◆ **Set problem**:
Determine which lines of the records include the word "structured", and copy them.

(Data entries for graphics)
★ ★ ★ ★ ★

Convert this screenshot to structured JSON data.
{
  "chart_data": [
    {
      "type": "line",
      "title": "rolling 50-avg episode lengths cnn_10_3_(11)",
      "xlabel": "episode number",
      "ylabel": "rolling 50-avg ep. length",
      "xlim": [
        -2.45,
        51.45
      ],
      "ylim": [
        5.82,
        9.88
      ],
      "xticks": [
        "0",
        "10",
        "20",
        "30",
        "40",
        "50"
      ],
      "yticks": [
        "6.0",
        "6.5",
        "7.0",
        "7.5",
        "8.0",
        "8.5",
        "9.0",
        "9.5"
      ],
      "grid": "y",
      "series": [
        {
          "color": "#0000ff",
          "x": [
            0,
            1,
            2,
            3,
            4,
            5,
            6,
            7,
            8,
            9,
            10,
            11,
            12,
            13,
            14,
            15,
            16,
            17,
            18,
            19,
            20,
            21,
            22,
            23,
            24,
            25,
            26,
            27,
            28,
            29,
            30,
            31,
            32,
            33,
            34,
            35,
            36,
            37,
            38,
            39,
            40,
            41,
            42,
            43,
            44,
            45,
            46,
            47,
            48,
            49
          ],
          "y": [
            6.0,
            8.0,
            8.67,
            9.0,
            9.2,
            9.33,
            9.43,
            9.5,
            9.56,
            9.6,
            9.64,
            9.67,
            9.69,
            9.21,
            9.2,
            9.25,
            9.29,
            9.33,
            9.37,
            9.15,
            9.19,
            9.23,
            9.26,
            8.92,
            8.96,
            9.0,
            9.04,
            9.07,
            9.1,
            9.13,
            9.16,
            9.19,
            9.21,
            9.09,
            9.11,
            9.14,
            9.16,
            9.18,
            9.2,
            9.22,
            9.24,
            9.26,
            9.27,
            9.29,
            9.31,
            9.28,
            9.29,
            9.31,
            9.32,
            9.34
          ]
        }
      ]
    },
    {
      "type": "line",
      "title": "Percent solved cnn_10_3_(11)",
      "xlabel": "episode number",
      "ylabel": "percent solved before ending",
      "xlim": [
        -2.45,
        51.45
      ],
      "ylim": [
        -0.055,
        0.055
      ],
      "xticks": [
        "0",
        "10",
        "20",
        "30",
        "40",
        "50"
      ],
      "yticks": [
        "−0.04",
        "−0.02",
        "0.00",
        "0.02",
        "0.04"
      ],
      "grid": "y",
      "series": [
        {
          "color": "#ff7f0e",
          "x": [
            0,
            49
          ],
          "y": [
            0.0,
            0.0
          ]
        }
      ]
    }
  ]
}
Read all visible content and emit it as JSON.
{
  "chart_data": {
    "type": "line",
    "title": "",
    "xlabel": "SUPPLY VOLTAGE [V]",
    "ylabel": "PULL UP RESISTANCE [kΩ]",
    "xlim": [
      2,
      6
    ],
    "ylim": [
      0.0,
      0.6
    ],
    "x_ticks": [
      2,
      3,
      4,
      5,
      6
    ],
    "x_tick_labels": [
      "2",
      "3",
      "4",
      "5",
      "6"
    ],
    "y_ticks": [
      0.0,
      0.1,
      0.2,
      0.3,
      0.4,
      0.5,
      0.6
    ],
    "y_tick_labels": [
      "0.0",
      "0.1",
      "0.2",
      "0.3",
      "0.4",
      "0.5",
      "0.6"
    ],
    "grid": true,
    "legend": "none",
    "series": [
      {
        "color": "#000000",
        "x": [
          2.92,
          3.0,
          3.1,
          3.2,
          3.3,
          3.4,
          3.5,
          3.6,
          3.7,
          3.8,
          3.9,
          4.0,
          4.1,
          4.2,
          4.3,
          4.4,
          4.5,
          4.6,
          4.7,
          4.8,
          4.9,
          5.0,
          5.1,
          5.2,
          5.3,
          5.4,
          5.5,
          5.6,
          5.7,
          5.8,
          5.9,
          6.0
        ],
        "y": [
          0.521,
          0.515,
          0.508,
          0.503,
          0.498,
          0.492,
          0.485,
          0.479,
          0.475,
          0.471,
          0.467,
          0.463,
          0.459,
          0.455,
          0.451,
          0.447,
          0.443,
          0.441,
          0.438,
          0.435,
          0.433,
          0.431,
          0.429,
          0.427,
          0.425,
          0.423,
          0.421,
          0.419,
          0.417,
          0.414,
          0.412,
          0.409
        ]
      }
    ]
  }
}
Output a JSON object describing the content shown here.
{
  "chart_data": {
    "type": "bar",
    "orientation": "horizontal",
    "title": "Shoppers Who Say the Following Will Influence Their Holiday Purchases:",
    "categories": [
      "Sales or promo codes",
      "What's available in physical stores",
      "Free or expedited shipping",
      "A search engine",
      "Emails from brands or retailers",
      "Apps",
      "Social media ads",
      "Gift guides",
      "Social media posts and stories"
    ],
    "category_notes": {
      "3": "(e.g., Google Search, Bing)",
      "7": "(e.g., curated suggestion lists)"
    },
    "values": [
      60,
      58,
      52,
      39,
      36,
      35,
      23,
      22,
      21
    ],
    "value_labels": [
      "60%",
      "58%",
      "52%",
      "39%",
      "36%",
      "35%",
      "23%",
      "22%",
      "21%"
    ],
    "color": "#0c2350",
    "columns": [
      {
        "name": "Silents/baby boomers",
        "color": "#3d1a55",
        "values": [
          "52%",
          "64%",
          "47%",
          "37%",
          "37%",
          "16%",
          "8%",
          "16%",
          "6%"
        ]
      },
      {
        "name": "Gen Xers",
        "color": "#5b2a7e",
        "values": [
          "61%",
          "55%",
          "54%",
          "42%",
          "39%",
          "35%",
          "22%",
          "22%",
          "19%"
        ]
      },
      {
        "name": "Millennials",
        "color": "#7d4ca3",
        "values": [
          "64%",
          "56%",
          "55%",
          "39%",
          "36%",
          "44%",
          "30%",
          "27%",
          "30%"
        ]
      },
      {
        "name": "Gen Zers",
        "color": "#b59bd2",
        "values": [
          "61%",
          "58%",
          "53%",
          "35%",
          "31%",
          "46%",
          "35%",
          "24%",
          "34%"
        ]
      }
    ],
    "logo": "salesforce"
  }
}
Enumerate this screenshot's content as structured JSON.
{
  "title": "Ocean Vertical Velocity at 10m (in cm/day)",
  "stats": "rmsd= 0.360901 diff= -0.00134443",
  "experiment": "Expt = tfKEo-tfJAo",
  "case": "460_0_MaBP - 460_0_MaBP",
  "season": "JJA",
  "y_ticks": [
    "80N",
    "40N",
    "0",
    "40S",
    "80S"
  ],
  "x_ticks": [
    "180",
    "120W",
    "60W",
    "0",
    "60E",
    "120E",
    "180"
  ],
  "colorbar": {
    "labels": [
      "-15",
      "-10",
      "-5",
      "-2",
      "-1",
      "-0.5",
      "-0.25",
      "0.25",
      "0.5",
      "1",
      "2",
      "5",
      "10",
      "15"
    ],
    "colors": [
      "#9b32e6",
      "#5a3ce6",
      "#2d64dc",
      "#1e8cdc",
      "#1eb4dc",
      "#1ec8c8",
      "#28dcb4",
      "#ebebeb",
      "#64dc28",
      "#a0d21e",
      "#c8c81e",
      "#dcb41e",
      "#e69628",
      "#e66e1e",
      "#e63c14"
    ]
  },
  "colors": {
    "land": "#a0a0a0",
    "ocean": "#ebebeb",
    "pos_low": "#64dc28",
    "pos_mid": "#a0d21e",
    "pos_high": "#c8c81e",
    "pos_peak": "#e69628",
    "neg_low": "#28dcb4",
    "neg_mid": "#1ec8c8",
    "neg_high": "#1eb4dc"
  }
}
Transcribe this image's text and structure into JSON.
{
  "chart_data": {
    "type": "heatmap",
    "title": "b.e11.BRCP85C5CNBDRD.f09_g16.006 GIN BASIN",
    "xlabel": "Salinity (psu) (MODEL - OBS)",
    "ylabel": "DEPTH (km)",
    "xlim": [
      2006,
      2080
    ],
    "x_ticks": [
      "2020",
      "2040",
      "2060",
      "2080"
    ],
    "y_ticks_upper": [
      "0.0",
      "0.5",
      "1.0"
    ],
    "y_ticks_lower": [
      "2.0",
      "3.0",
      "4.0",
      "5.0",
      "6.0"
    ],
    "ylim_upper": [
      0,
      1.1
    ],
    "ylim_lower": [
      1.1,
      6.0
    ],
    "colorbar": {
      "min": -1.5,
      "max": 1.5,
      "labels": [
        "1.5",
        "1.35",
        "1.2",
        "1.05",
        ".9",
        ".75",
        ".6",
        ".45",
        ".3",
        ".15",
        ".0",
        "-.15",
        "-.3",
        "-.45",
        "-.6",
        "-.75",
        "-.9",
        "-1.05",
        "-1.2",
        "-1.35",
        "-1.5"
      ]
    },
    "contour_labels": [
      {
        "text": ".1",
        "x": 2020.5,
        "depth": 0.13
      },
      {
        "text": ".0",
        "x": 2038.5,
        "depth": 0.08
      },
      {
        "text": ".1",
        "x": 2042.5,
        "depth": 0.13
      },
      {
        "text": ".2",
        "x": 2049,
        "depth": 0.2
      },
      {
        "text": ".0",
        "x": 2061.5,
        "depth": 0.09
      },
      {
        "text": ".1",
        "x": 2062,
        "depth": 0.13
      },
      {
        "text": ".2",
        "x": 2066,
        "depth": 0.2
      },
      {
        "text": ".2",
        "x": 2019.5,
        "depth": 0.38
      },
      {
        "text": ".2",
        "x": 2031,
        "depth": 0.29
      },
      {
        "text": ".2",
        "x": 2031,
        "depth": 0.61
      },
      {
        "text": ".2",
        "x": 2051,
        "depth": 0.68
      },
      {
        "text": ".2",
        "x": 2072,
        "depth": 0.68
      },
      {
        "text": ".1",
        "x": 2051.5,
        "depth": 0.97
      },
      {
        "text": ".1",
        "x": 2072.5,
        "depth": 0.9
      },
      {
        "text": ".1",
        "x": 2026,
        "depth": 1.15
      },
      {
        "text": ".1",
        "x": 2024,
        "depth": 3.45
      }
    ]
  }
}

★ ★ ★ ★ ★

◆ **Result of the task**:
Convert this screenshot to structured JSON data.
Enumerate this screenshot's content as structured JSON.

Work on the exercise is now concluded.